**Supplied material:**
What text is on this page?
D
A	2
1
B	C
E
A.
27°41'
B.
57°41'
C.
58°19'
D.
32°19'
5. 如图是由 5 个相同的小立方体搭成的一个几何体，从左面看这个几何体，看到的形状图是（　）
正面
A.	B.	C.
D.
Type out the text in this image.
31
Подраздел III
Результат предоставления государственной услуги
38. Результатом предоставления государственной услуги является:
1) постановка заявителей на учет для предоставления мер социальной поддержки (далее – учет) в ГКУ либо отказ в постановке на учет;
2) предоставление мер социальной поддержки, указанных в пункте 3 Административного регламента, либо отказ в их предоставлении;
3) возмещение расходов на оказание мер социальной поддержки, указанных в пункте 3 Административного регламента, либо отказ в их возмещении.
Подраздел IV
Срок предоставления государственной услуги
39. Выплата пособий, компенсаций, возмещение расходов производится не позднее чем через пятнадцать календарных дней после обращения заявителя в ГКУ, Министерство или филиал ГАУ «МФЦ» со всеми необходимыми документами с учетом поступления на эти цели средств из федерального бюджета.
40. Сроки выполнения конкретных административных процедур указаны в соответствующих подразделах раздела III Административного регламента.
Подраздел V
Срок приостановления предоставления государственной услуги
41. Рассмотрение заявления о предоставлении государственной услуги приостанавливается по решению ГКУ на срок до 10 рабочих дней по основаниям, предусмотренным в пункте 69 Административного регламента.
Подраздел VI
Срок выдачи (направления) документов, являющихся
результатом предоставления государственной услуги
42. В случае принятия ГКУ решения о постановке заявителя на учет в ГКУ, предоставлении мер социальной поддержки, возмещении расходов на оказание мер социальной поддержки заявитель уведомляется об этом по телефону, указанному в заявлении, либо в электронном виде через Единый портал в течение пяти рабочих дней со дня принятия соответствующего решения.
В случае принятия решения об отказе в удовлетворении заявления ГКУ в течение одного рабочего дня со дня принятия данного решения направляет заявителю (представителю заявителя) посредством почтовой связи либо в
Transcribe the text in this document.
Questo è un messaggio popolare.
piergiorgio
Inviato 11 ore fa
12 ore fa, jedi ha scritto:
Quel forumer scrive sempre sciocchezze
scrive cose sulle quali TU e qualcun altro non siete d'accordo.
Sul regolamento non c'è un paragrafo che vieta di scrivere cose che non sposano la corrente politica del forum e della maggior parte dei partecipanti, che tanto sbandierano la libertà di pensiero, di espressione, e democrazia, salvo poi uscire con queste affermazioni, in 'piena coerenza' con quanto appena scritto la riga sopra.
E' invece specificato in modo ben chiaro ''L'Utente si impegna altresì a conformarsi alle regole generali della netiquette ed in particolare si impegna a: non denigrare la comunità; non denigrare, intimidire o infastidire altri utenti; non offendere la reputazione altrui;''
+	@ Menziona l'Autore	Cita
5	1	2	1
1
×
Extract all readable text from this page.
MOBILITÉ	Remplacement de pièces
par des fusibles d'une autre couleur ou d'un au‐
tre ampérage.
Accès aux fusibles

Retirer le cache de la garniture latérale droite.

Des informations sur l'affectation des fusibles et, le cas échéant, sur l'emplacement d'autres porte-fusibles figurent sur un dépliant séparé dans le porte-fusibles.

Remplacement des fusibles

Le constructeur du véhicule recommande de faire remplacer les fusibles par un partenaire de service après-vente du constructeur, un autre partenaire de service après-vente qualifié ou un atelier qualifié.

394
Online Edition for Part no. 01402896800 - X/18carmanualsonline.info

**Work required:**
Every entry must be output again, exactly as written above.

**Result for this task:**
What text is on this page?
D
A	2
1
B	C
E
A.
27°41'
B.
57°41'
C.
58°19'
D.
32°19'
5. 如图是由 5 个相同的小立方体搭成的一个几何体，从左面看这个几何体，看到的形状图是（　）
正面
A.	B.	C.
D.
Type out the text in this image.
31
Подраздел III
Результат предоставления государственной услуги
38. Результатом предоставления государственной услуги является:
1) постановка заявителей на учет для предоставления мер социальной поддержки (далее – учет) в ГКУ либо отказ в постановке на учет;
2) предоставление мер социальной поддержки, указанных в пункте 3 Административного регламента, либо отказ в их предоставлении;
3) возмещение расходов на оказание мер социальной поддержки, указанных в пункте 3 Административного регламента, либо отказ в их возмещении.
Подраздел IV
Срок предоставления государственной услуги
39. Выплата пособий, компенсаций, возмещение расходов производится не позднее чем через пятнадцать календарных дней после обращения заявителя в ГКУ, Министерство или филиал ГАУ «МФЦ» со всеми необходимыми документами с учетом поступления на эти цели средств из федерального бюджета.
40. Сроки выполнения конкретных административных процедур указаны в соответствующих подразделах раздела III Административного регламента.
Подраздел V
Срок приостановления предоставления государственной услуги
41. Рассмотрение заявления о предоставлении государственной услуги приостанавливается по решению ГКУ на срок до 10 рабочих дней по основаниям, предусмотренным в пункте 69 Административного регламента.
Подраздел VI
Срок выдачи (направления) документов, являющихся
результатом предоставления государственной услуги
42. В случае принятия ГКУ решения о постановке заявителя на учет в ГКУ, предоставлении мер социальной поддержки, возмещении расходов на оказание мер социальной поддержки заявитель уведомляется об этом по телефону, указанному в заявлении, либо в электронном виде через Единый портал в течение пяти рабочих дней со дня принятия соответствующего решения.
В случае принятия решения об отказе в удовлетворении заявления ГКУ в течение одного рабочего дня со дня принятия данного решения направляет заявителю (представителю заявителя) посредством почтовой связи либо в
Transcribe the text in this document.
Questo è un messaggio popolare.
piergiorgio
Inviato 11 ore fa
12 ore fa, jedi ha scritto:
Quel forumer scrive sempre sciocchezze
scrive cose sulle quali TU e qualcun altro non siete d'accordo.
Sul regolamento non c'è un paragrafo che vieta di scrivere cose che non sposano la corrente politica del forum e della maggior parte dei partecipanti, che tanto sbandierano la libertà di pensiero, di espressione, e democrazia, salvo poi uscire con queste affermazioni, in 'piena coerenza' con quanto appena scritto la riga sopra.
E' invece specificato in modo ben chiaro ''L'Utente si impegna altresì a conformarsi alle regole generali della netiquette ed in particolare si impegna a: non denigrare la comunità; non denigrare, intimidire o infastidire altri utenti; non offendere la reputazione altrui;''
+	@ Menziona l'Autore	Cita
5	1	2	1
1
×
Extract all readable text from this page.
MOBILITÉ	Remplacement de pièces
par des fusibles d'une autre couleur ou d'un au‐
tre ampérage.
Accès aux fusibles

Retirer le cache de la garniture latérale droite.

Des informations sur l'affectation des fusibles et, le cas échéant, sur l'emplacement d'autres porte-fusibles figurent sur un dépliant séparé dans le porte-fusibles.

Remplacement des fusibles

Le constructeur du véhicule recommande de faire remplacer les fusibles par un partenaire de service après-vente du constructeur, un autre partenaire de service après-vente qualifié ou un atelier qualifié.

394
Online Edition for Part no. 01402896800 - X/18carmanualsonline.info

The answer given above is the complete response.